-------- ROWS
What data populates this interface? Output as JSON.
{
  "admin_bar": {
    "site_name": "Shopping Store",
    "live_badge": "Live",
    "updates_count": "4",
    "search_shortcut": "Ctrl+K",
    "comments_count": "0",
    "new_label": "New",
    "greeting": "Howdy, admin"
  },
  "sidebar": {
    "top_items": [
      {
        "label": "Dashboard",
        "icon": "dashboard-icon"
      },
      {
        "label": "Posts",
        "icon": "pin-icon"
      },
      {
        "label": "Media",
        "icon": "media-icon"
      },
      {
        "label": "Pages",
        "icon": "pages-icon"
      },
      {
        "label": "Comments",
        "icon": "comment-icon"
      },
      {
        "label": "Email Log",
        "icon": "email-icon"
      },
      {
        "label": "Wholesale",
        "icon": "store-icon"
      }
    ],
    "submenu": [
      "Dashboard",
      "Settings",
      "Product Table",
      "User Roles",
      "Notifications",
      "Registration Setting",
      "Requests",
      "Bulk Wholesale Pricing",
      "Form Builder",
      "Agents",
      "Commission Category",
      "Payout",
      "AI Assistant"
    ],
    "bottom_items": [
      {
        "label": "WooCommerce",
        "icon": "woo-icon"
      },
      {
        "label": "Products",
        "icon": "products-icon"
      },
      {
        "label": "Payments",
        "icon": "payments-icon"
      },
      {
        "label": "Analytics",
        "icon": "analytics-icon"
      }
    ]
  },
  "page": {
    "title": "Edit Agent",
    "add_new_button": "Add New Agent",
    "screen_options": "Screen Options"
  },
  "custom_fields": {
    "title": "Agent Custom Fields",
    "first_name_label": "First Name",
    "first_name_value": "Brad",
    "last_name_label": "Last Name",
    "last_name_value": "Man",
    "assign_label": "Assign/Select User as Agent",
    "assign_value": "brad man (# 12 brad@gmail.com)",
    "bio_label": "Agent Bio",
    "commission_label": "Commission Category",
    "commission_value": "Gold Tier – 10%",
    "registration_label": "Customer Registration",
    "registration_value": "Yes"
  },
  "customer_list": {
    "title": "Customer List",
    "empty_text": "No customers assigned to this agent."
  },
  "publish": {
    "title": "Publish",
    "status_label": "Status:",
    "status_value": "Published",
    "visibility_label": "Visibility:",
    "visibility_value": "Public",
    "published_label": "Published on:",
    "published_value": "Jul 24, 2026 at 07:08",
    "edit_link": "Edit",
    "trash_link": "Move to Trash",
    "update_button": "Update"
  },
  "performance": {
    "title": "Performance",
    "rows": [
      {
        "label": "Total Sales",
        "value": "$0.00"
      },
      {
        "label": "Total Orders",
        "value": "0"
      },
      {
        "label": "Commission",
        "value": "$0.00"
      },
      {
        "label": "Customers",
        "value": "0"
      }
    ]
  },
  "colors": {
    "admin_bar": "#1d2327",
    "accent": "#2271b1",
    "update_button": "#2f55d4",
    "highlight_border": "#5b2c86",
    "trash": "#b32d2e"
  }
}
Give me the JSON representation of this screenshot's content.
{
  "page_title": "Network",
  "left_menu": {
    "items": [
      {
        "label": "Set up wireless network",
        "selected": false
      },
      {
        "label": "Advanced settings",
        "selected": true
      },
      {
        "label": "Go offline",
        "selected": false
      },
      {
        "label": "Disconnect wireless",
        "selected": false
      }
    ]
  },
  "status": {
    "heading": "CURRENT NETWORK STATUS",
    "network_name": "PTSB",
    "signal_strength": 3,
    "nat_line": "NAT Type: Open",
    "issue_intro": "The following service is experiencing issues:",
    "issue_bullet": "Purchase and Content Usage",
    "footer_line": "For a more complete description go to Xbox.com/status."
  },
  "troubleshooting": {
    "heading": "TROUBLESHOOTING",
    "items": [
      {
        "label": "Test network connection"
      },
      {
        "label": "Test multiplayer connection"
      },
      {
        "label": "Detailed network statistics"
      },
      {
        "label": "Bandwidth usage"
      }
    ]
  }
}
----------------
DO THIS: Using the listing, copy every line where the word "heading" shows up.

CORRECT ANSWER:
    "heading": "CURRENT NETWORK STATUS",
    "heading": "TROUBLESHOOTING",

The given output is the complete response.